▶ AIM OF THE TASK: In the records below, tally every line containing "name". Report only the total.

▶ RECORDED INFORMATION:
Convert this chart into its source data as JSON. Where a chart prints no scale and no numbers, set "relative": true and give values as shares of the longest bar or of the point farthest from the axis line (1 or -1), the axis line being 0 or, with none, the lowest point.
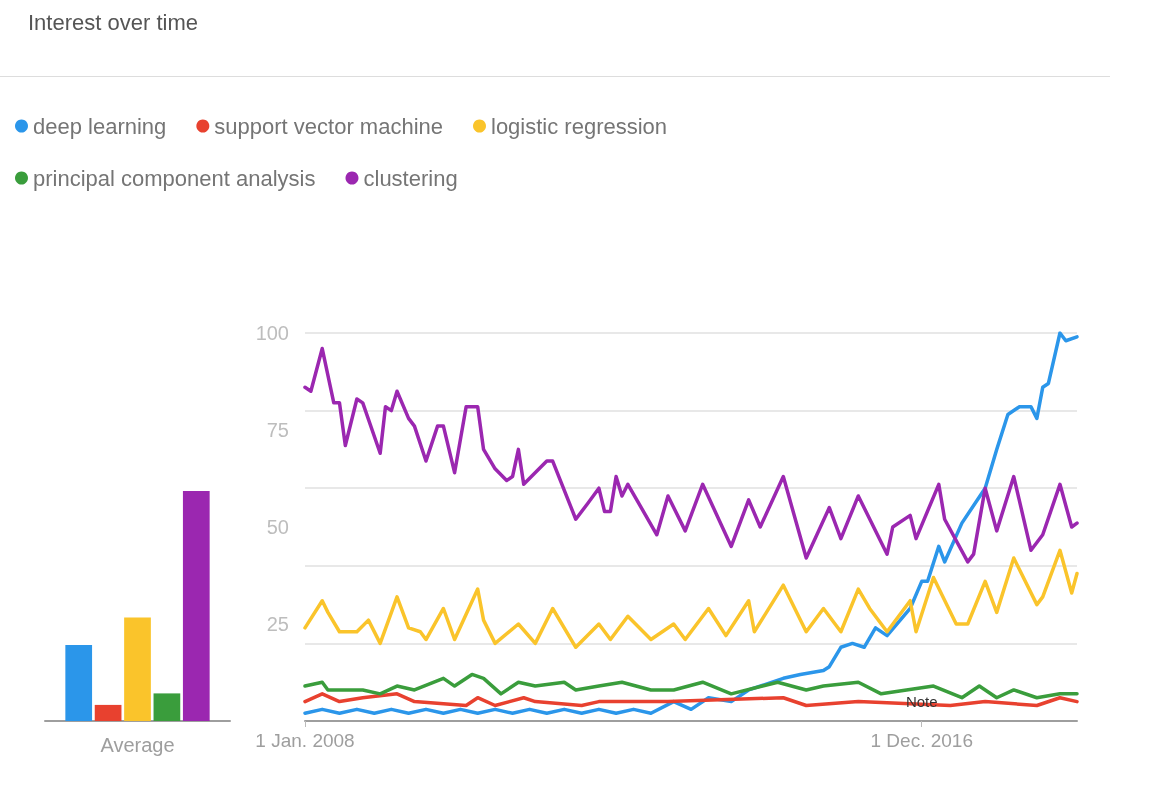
{
  "chart_data": [
    {
      "type": "bar",
      "categories": [
        "Average"
      ],
      "relative": true,
      "series": [
        {
          "color": "#2b96ea",
          "values": [
            0.33
          ]
        },
        {
          "color": "#e8412f",
          "values": [
            0.07
          ]
        },
        {
          "color": "#fac42b",
          "values": [
            0.45
          ]
        },
        {
          "color": "#3a9d3c",
          "values": [
            0.12
          ]
        },
        {
          "color": "#9b27b0",
          "values": [
            1
          ]
        }
      ]
    },
    {
      "type": "line",
      "title": "Interest over time",
      "legend": "top",
      "grid": "y",
      "marker": "none",
      "line_style": "solid",
      "xlim": [
        "2008-01",
        "2019-03"
      ],
      "xticks": [
        {
          "value": "2008-01",
          "label": "1 Jan. 2008"
        },
        {
          "value": "2016-12",
          "label": "1 Dec. 2016"
        }
      ],
      "ylim": [
        0,
        100
      ],
      "yticks": [
        25,
        50,
        75,
        100
      ],
      "annotations": [
        {
          "text": "Note",
          "x": "2016-12",
          "y": 5
        }
      ],
      "series": [
        {
          "name": "deep learning",
          "color": "#2b96ea",
          "x": [
            "2008-01",
            "2008-04",
            "2008-07",
            "2008-10",
            "2009-01",
            "2009-04",
            "2009-07",
            "2009-10",
            "2010-01",
            "2010-04",
            "2010-07",
            "2010-10",
            "2011-01",
            "2011-04",
            "2011-07",
            "2011-10",
            "2012-01",
            "2012-04",
            "2012-07",
            "2012-10",
            "2013-01",
            "2013-05",
            "2013-08",
            "2013-11",
            "2014-03",
            "2014-06",
            "2014-12",
            "2015-03",
            "2015-07",
            "2015-08",
            "2015-10",
            "2015-12",
            "2016-02",
            "2016-04",
            "2016-06",
            "2016-10",
            "2016-12",
            "2017-01",
            "2017-03",
            "2017-04",
            "2017-07",
            "2017-11",
            "2018-01",
            "2018-03",
            "2018-05",
            "2018-07",
            "2018-08",
            "2018-09",
            "2018-10",
            "2018-12",
            "2019-01",
            "2019-03"
          ],
          "values": [
            2,
            3,
            2,
            3,
            2,
            3,
            2,
            3,
            2,
            3,
            2,
            3,
            2,
            3,
            2,
            3,
            2,
            3,
            2,
            3,
            2,
            5,
            3,
            6,
            5,
            8,
            11,
            12,
            13,
            14,
            19,
            20,
            19,
            24,
            22,
            29,
            36,
            36,
            45,
            41,
            51,
            60,
            70,
            79,
            81,
            81,
            78,
            86,
            87,
            100,
            98,
            99
          ]
        },
        {
          "name": "support vector machine",
          "color": "#e8412f",
          "x": [
            "2008-01",
            "2008-04",
            "2008-07",
            "2008-11",
            "2009-05",
            "2009-08",
            "2010-05",
            "2010-07",
            "2010-10",
            "2011-03",
            "2011-05",
            "2012-01",
            "2012-04",
            "2013-04",
            "2014-12",
            "2015-04",
            "2016-01",
            "2017-05",
            "2017-11",
            "2018-08",
            "2018-12",
            "2019-03"
          ],
          "values": [
            5,
            7,
            5,
            6,
            7,
            5,
            4,
            6,
            4,
            6,
            5,
            4,
            5,
            5,
            6,
            4,
            5,
            4,
            5,
            4,
            6,
            5
          ]
        },
        {
          "name": "logistic regression",
          "color": "#fac42b",
          "x": [
            "2008-01",
            "2008-04",
            "2008-05",
            "2008-07",
            "2008-10",
            "2008-12",
            "2009-02",
            "2009-05",
            "2009-07",
            "2009-09",
            "2009-10",
            "2010-01",
            "2010-03",
            "2010-07",
            "2010-08",
            "2010-10",
            "2011-02",
            "2011-05",
            "2011-08",
            "2011-12",
            "2012-04",
            "2012-06",
            "2012-09",
            "2013-01",
            "2013-05",
            "2013-07",
            "2013-11",
            "2014-02",
            "2014-06",
            "2014-07",
            "2014-12",
            "2015-04",
            "2015-07",
            "2015-10",
            "2016-01",
            "2016-03",
            "2016-06",
            "2016-10",
            "2016-11",
            "2017-02",
            "2017-06",
            "2017-08",
            "2017-11",
            "2018-01",
            "2018-04",
            "2018-08",
            "2018-09",
            "2018-12",
            "2019-02",
            "2019-03"
          ],
          "values": [
            24,
            31,
            28,
            23,
            23,
            26,
            20,
            32,
            24,
            23,
            21,
            29,
            21,
            34,
            26,
            20,
            25,
            20,
            29,
            19,
            25,
            21,
            27,
            21,
            25,
            21,
            29,
            22,
            31,
            23,
            35,
            23,
            29,
            23,
            34,
            29,
            23,
            31,
            23,
            37,
            25,
            25,
            36,
            28,
            42,
            30,
            32,
            44,
            33,
            38
          ]
        },
        {
          "name": "principal component analysis",
          "color": "#3a9d3c",
          "x": [
            "2008-01",
            "2008-04",
            "2008-05",
            "2008-11",
            "2009-02",
            "2009-05",
            "2009-08",
            "2010-01",
            "2010-03",
            "2010-06",
            "2010-08",
            "2010-11",
            "2011-02",
            "2011-05",
            "2011-10",
            "2011-12",
            "2012-04",
            "2012-08",
            "2013-01",
            "2013-05",
            "2013-10",
            "2014-03",
            "2014-11",
            "2015-04",
            "2015-07",
            "2016-01",
            "2016-05",
            "2017-02",
            "2017-07",
            "2017-10",
            "2018-01",
            "2018-04",
            "2018-08",
            "2018-12",
            "2019-03"
          ],
          "values": [
            9,
            10,
            8,
            8,
            7,
            9,
            8,
            11,
            9,
            12,
            11,
            7,
            10,
            9,
            10,
            8,
            9,
            10,
            8,
            8,
            10,
            7,
            10,
            8,
            9,
            10,
            7,
            9,
            6,
            9,
            6,
            8,
            6,
            7,
            7
          ]
        },
        {
          "name": "clustering",
          "color": "#9b27b0",
          "x": [
            "2008-01",
            "2008-02",
            "2008-04",
            "2008-06",
            "2008-07",
            "2008-08",
            "2008-10",
            "2008-11",
            "2009-02",
            "2009-03",
            "2009-04",
            "2009-05",
            "2009-07",
            "2009-08",
            "2009-10",
            "2009-12",
            "2010-01",
            "2010-03",
            "2010-05",
            "2010-07",
            "2010-08",
            "2010-10",
            "2010-12",
            "2011-01",
            "2011-02",
            "2011-03",
            "2011-07",
            "2011-08",
            "2011-12",
            "2012-02",
            "2012-04",
            "2012-05",
            "2012-06",
            "2012-07",
            "2012-08",
            "2012-09",
            "2013-02",
            "2013-04",
            "2013-07",
            "2013-10",
            "2014-03",
            "2014-06",
            "2014-08",
            "2014-12",
            "2015-04",
            "2015-08",
            "2015-10",
            "2016-01",
            "2016-06",
            "2016-07",
            "2016-10",
            "2016-11",
            "2017-03",
            "2017-04",
            "2017-08",
            "2017-09",
            "2017-11",
            "2018-01",
            "2018-04",
            "2018-07",
            "2018-09",
            "2018-12",
            "2019-02",
            "2019-03"
          ],
          "values": [
            86,
            85,
            96,
            82,
            82,
            71,
            83,
            82,
            69,
            81,
            80,
            85,
            78,
            76,
            67,
            76,
            76,
            64,
            81,
            81,
            70,
            65,
            62,
            63,
            70,
            61,
            67,
            67,
            52,
            56,
            60,
            54,
            54,
            63,
            58,
            61,
            48,
            58,
            49,
            61,
            45,
            57,
            50,
            63,
            42,
            55,
            47,
            58,
            43,
            50,
            53,
            47,
            61,
            52,
            41,
            43,
            60,
            49,
            63,
            44,
            48,
            61,
            50,
            51
          ]
        }
      ]
    }
  ]
}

▶ WRITTEN ANSWER: 5